§ **EXERCISE DETAILS**: Return the whole listing, keeping every character the same.
╭─ INFORMATION SHOWN
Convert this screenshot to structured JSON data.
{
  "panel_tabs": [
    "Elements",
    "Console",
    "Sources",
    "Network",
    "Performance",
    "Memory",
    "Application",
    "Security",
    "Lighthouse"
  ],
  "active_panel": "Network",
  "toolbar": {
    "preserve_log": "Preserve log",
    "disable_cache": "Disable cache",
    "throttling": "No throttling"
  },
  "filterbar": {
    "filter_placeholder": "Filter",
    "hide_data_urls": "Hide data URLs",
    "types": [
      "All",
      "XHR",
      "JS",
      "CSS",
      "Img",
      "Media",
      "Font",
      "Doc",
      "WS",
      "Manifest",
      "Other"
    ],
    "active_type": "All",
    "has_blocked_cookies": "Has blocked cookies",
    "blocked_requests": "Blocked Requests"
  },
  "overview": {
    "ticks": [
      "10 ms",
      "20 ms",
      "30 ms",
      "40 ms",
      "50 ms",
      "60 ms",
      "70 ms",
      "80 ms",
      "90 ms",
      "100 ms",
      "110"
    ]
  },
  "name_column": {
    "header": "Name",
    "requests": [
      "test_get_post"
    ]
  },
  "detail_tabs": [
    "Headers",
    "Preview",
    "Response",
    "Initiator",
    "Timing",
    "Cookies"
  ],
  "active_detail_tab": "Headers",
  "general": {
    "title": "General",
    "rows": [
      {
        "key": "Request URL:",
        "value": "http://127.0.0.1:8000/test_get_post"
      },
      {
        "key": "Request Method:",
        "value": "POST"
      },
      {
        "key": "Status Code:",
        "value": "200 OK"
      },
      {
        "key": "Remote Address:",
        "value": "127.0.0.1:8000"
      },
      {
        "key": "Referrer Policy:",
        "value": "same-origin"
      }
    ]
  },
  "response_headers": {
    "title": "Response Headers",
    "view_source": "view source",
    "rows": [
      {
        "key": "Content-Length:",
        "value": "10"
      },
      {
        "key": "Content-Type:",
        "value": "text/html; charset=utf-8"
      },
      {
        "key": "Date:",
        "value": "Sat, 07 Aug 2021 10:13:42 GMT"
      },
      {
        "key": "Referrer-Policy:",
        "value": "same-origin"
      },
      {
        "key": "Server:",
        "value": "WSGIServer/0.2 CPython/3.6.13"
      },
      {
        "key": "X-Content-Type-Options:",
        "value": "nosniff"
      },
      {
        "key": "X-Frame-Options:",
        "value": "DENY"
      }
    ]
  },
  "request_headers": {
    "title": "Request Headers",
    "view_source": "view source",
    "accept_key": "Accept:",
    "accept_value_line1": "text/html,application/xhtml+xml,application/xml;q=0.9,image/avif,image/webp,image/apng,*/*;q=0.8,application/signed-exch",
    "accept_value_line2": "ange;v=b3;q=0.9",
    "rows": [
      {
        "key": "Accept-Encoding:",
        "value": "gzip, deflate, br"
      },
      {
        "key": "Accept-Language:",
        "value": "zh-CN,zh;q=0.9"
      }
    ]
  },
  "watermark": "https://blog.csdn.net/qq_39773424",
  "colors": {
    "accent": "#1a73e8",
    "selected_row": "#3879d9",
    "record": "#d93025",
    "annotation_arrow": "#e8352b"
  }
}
╰─
§ **WORKED ANSWER**:
Convert this screenshot to structured JSON data.
{
  "panel_tabs": [
    "Elements",
    "Console",
    "Sources",
    "Network",
    "Performance",
    "Memory",
    "Application",
    "Security",
    "Lighthouse"
  ],
  "active_panel": "Network",
  "toolbar": {
    "preserve_log": "Preserve log",
    "disable_cache": "Disable cache",
    "throttling": "No throttling"
  },
  "filterbar": {
    "filter_placeholder": "Filter",
    "hide_data_urls": "Hide data URLs",
    "types": [
      "All",
      "XHR",
      "JS",
      "CSS",
      "Img",
      "Media",
      "Font",
      "Doc",
      "WS",
      "Manifest",
      "Other"
    ],
    "active_type": "All",
    "has_blocked_cookies": "Has blocked cookies",
    "blocked_requests": "Blocked Requests"
  },
  "overview": {
    "ticks": [
      "10 ms",
      "20 ms",
      "30 ms",
      "40 ms",
      "50 ms",
      "60 ms",
      "70 ms",
      "80 ms",
      "90 ms",
      "100 ms",
      "110"
    ]
  },
  "name_column": {
    "header": "Name",
    "requests": [
      "test_get_post"
    ]
  },
  "detail_tabs": [
    "Headers",
    "Preview",
    "Response",
    "Initiator",
    "Timing",
    "Cookies"
  ],
  "active_detail_tab": "Headers",
  "general": {
    "title": "General",
    "rows": [
      {
        "key": "Request URL:",
        "value": "http://127.0.0.1:8000/test_get_post"
      },
      {
        "key": "Request Method:",
        "value": "POST"
      },
      {
        "key": "Status Code:",
        "value": "200 OK"
      },
      {
        "key": "Remote Address:",
        "value": "127.0.0.1:8000"
      },
      {
        "key": "Referrer Policy:",
        "value": "same-origin"
      }
    ]
  },
  "response_headers": {
    "title": "Response Headers",
    "view_source": "view source",
    "rows": [
      {
        "key": "Content-Length:",
        "value": "10"
      },
      {
        "key": "Content-Type:",
        "value": "text/html; charset=utf-8"
      },
      {
        "key": "Date:",
        "value": "Sat, 07 Aug 2021 10:13:42 GMT"
      },
      {
        "key": "Referrer-Policy:",
        "value": "same-origin"
      },
      {
        "key": "Server:",
        "value": "WSGIServer/0.2 CPython/3.6.13"
      },
      {
        "key": "X-Content-Type-Options:",
        "value": "nosniff"
      },
      {
        "key": "X-Frame-Options:",
        "value": "DENY"
      }
    ]
  },
  "request_headers": {
    "title": "Request Headers",
    "view_source": "view source",
    "accept_key": "Accept:",
    "accept_value_line1": "text/html,application/xhtml+xml,application/xml;q=0.9,image/avif,image/webp,image/apng,*/*;q=0.8,application/signed-exch",
    "accept_value_line2": "ange;v=b3;q=0.9",
    "rows": [
      {
        "key": "Accept-Encoding:",
        "value": "gzip, deflate, br"
      },
      {
        "key": "Accept-Language:",
        "value": "zh-CN,zh;q=0.9"
      }
    ]
  },
  "watermark": "https://blog.csdn.net/qq_39773424",
  "colors": {
    "accent": "#1a73e8",
    "selected_row": "#3879d9",
    "record": "#d93025",
    "annotation_arrow": "#e8352b"
  }
}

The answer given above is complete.